# Start of Recorded information

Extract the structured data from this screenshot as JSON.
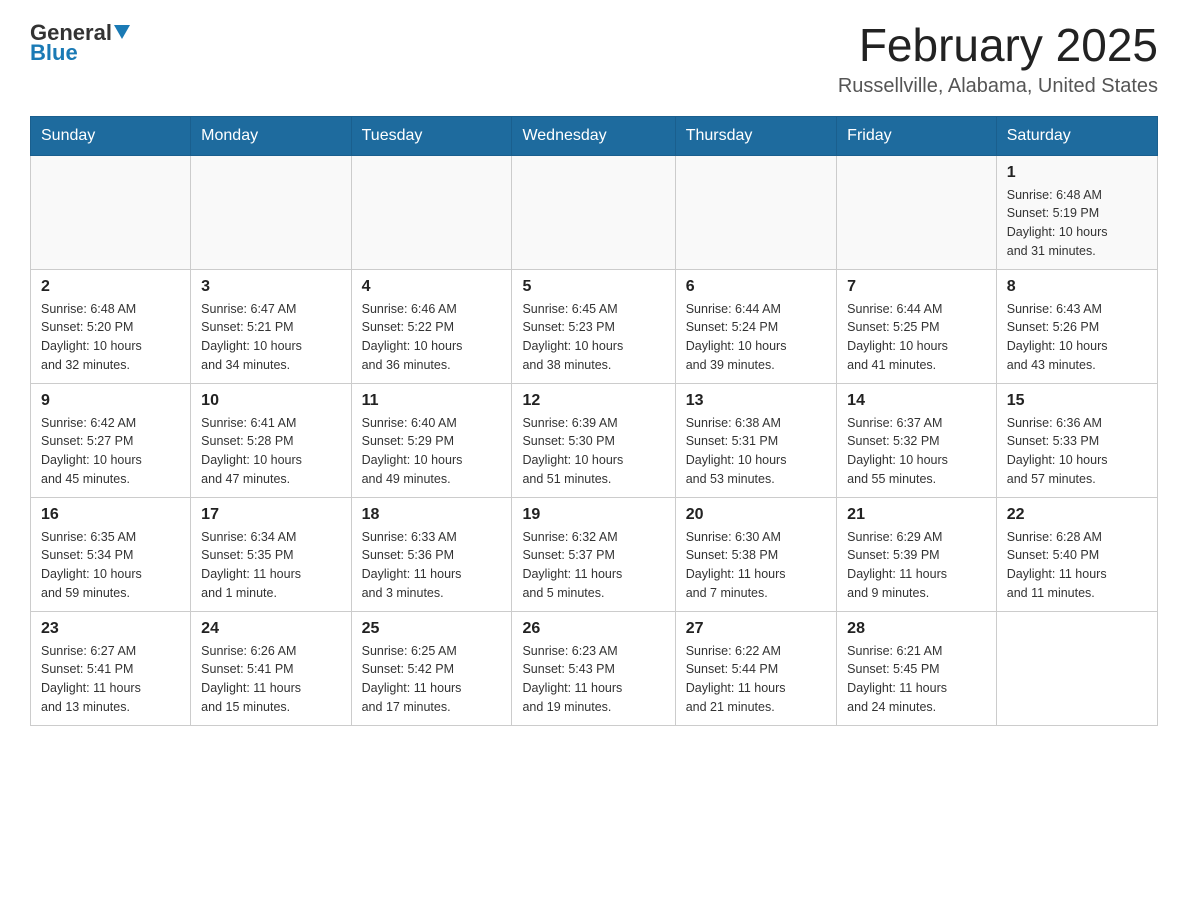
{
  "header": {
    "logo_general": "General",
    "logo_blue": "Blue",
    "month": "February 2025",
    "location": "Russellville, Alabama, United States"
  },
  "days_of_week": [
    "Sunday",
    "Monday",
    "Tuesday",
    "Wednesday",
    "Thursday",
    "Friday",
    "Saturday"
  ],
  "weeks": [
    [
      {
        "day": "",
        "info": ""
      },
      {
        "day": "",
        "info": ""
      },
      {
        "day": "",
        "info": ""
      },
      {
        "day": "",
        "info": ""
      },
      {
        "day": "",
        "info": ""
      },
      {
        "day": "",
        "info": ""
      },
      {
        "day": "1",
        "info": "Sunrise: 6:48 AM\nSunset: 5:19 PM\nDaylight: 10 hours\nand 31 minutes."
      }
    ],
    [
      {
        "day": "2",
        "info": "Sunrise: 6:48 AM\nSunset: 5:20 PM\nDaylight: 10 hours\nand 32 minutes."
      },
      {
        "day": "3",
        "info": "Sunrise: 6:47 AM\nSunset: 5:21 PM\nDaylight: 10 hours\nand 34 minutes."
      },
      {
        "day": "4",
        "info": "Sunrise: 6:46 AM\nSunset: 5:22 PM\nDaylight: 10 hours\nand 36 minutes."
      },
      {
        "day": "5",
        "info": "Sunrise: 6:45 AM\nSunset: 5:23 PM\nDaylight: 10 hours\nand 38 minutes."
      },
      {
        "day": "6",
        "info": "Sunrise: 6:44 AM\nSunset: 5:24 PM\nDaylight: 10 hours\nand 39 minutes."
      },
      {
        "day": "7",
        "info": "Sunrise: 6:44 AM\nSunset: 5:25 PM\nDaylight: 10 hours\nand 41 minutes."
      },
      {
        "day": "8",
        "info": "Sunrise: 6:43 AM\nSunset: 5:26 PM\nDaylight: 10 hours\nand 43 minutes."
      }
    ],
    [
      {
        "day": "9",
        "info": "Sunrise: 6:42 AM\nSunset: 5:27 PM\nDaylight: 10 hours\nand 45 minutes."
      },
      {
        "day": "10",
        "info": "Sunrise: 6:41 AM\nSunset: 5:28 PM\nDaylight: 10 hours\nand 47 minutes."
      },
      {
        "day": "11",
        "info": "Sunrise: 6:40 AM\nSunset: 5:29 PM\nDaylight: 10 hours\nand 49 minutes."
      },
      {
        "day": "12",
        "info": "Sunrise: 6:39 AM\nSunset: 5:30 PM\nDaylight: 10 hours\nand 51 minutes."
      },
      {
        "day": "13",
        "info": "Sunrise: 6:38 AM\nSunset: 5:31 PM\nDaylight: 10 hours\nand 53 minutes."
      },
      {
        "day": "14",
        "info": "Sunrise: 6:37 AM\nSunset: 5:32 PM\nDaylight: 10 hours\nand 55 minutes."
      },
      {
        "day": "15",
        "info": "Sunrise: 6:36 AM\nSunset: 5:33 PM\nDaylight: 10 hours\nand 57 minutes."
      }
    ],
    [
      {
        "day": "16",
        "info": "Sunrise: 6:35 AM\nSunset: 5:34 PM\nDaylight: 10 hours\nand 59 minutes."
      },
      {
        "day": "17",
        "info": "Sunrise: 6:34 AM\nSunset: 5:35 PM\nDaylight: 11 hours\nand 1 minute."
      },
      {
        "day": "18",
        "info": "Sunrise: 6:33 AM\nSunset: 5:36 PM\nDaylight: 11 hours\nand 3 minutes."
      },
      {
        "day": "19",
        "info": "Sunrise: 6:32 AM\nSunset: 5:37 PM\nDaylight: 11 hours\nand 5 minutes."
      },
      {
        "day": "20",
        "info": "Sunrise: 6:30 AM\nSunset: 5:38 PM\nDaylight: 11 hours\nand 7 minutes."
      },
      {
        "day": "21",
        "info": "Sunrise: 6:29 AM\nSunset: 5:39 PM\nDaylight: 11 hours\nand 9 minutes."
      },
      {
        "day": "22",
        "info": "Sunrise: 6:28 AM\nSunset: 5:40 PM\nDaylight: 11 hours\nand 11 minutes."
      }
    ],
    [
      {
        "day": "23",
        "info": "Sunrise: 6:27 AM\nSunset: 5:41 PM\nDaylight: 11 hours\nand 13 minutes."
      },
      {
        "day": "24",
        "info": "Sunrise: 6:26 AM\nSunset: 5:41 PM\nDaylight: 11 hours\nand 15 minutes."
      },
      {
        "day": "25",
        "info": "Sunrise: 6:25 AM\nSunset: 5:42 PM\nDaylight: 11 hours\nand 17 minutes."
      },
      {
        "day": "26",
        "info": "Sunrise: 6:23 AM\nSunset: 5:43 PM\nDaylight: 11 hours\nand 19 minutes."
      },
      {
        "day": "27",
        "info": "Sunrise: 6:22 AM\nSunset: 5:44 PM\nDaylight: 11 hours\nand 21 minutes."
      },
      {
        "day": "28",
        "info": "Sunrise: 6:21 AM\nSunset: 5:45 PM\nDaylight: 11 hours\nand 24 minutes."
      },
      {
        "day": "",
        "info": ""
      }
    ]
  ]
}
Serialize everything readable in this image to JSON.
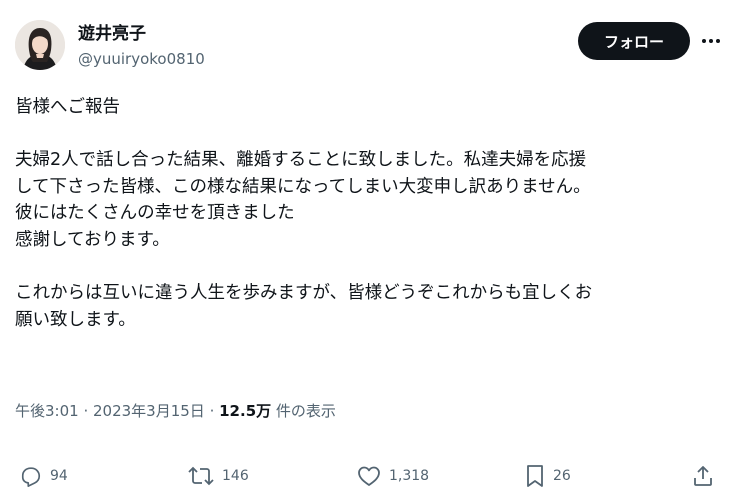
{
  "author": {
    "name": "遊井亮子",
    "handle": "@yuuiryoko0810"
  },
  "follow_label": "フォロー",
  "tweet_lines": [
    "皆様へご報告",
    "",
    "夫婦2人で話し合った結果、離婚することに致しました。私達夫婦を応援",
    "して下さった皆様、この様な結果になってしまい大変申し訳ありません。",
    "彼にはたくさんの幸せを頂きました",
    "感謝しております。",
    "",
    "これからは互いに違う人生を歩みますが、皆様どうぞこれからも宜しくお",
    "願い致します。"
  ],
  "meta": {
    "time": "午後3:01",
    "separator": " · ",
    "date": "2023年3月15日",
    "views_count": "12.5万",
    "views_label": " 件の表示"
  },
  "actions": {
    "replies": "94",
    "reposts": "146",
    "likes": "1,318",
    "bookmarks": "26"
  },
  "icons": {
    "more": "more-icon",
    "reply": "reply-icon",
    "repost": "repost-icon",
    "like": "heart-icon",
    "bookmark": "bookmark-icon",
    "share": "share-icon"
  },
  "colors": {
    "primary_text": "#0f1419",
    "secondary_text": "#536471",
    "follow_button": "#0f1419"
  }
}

# End of Recorded information

Print all of the entries word for word. Skip any images they contain.

# Worked answer:
Extract the structured data from this screenshot as JSON.
{
  "header": {
    "logo_general": "General",
    "logo_blue": "Blue",
    "month": "February 2025",
    "location": "Russellville, Alabama, United States"
  },
  "days_of_week": [
    "Sunday",
    "Monday",
    "Tuesday",
    "Wednesday",
    "Thursday",
    "Friday",
    "Saturday"
  ],
  "weeks": [
    [
      {
        "day": "",
        "info": ""
      },
      {
        "day": "",
        "info": ""
      },
      {
        "day": "",
        "info": ""
      },
      {
        "day": "",
        "info": ""
      },
      {
        "day": "",
        "info": ""
      },
      {
        "day": "",
        "info": ""
      },
      {
        "day": "1",
        "info": "Sunrise: 6:48 AM\nSunset: 5:19 PM\nDaylight: 10 hours\nand 31 minutes."
      }
    ],
    [
      {
        "day": "2",
        "info": "Sunrise: 6:48 AM\nSunset: 5:20 PM\nDaylight: 10 hours\nand 32 minutes."
      },
      {
        "day": "3",
        "info": "Sunrise: 6:47 AM\nSunset: 5:21 PM\nDaylight: 10 hours\nand 34 minutes."
      },
      {
        "day": "4",
        "info": "Sunrise: 6:46 AM\nSunset: 5:22 PM\nDaylight: 10 hours\nand 36 minutes."
      },
      {
        "day": "5",
        "info": "Sunrise: 6:45 AM\nSunset: 5:23 PM\nDaylight: 10 hours\nand 38 minutes."
      },
      {
        "day": "6",
        "info": "Sunrise: 6:44 AM\nSunset: 5:24 PM\nDaylight: 10 hours\nand 39 minutes."
      },
      {
        "day": "7",
        "info": "Sunrise: 6:44 AM\nSunset: 5:25 PM\nDaylight: 10 hours\nand 41 minutes."
      },
      {
        "day": "8",
        "info": "Sunrise: 6:43 AM\nSunset: 5:26 PM\nDaylight: 10 hours\nand 43 minutes."
      }
    ],
    [
      {
        "day": "9",
        "info": "Sunrise: 6:42 AM\nSunset: 5:27 PM\nDaylight: 10 hours\nand 45 minutes."
      },
      {
        "day": "10",
        "info": "Sunrise: 6:41 AM\nSunset: 5:28 PM\nDaylight: 10 hours\nand 47 minutes."
      },
      {
        "day": "11",
        "info": "Sunrise: 6:40 AM\nSunset: 5:29 PM\nDaylight: 10 hours\nand 49 minutes."
      },
      {
        "day": "12",
        "info": "Sunrise: 6:39 AM\nSunset: 5:30 PM\nDaylight: 10 hours\nand 51 minutes."
      },
      {
        "day": "13",
        "info": "Sunrise: 6:38 AM\nSunset: 5:31 PM\nDaylight: 10 hours\nand 53 minutes."
      },
      {
        "day": "14",
        "info": "Sunrise: 6:37 AM\nSunset: 5:32 PM\nDaylight: 10 hours\nand 55 minutes."
      },
      {
        "day": "15",
        "info": "Sunrise: 6:36 AM\nSunset: 5:33 PM\nDaylight: 10 hours\nand 57 minutes."
      }
    ],
    [
      {
        "day": "16",
        "info": "Sunrise: 6:35 AM\nSunset: 5:34 PM\nDaylight: 10 hours\nand 59 minutes."
      },
      {
        "day": "17",
        "info": "Sunrise: 6:34 AM\nSunset: 5:35 PM\nDaylight: 11 hours\nand 1 minute."
      },
      {
        "day": "18",
        "info": "Sunrise: 6:33 AM\nSunset: 5:36 PM\nDaylight: 11 hours\nand 3 minutes."
      },
      {
        "day": "19",
        "info": "Sunrise: 6:32 AM\nSunset: 5:37 PM\nDaylight: 11 hours\nand 5 minutes."
      },
      {
        "day": "20",
        "info": "Sunrise: 6:30 AM\nSunset: 5:38 PM\nDaylight: 11 hours\nand 7 minutes."
      },
      {
        "day": "21",
        "info": "Sunrise: 6:29 AM\nSunset: 5:39 PM\nDaylight: 11 hours\nand 9 minutes."
      },
      {
        "day": "22",
        "info": "Sunrise: 6:28 AM\nSunset: 5:40 PM\nDaylight: 11 hours\nand 11 minutes."
      }
    ],
    [
      {
        "day": "23",
        "info": "Sunrise: 6:27 AM\nSunset: 5:41 PM\nDaylight: 11 hours\nand 13 minutes."
      },
      {
        "day": "24",
        "info": "Sunrise: 6:26 AM\nSunset: 5:41 PM\nDaylight: 11 hours\nand 15 minutes."
      },
      {
        "day": "25",
        "info": "Sunrise: 6:25 AM\nSunset: 5:42 PM\nDaylight: 11 hours\nand 17 minutes."
      },
      {
        "day": "26",
        "info": "Sunrise: 6:23 AM\nSunset: 5:43 PM\nDaylight: 11 hours\nand 19 minutes."
      },
      {
        "day": "27",
        "info": "Sunrise: 6:22 AM\nSunset: 5:44 PM\nDaylight: 11 hours\nand 21 minutes."
      },
      {
        "day": "28",
        "info": "Sunrise: 6:21 AM\nSunset: 5:45 PM\nDaylight: 11 hours\nand 24 minutes."
      },
      {
        "day": "",
        "info": ""
      }
    ]
  ]
}
Serialize everything readable in this image to JSON.
{
  "author": {
    "name": "遊井亮子",
    "handle": "@yuuiryoko0810"
  },
  "follow_label": "フォロー",
  "tweet_lines": [
    "皆様へご報告",
    "",
    "夫婦2人で話し合った結果、離婚することに致しました。私達夫婦を応援",
    "して下さった皆様、この様な結果になってしまい大変申し訳ありません。",
    "彼にはたくさんの幸せを頂きました",
    "感謝しております。",
    "",
    "これからは互いに違う人生を歩みますが、皆様どうぞこれからも宜しくお",
    "願い致します。"
  ],
  "meta": {
    "time": "午後3:01",
    "separator": " · ",
    "date": "2023年3月15日",
    "views_count": "12.5万",
    "views_label": " 件の表示"
  },
  "actions": {
    "replies": "94",
    "reposts": "146",
    "likes": "1,318",
    "bookmarks": "26"
  },
  "icons": {
    "more": "more-icon",
    "reply": "reply-icon",
    "repost": "repost-icon",
    "like": "heart-icon",
    "bookmark": "bookmark-icon",
    "share": "share-icon"
  },
  "colors": {
    "primary_text": "#0f1419",
    "secondary_text": "#536471",
    "follow_button": "#0f1419"
  }
}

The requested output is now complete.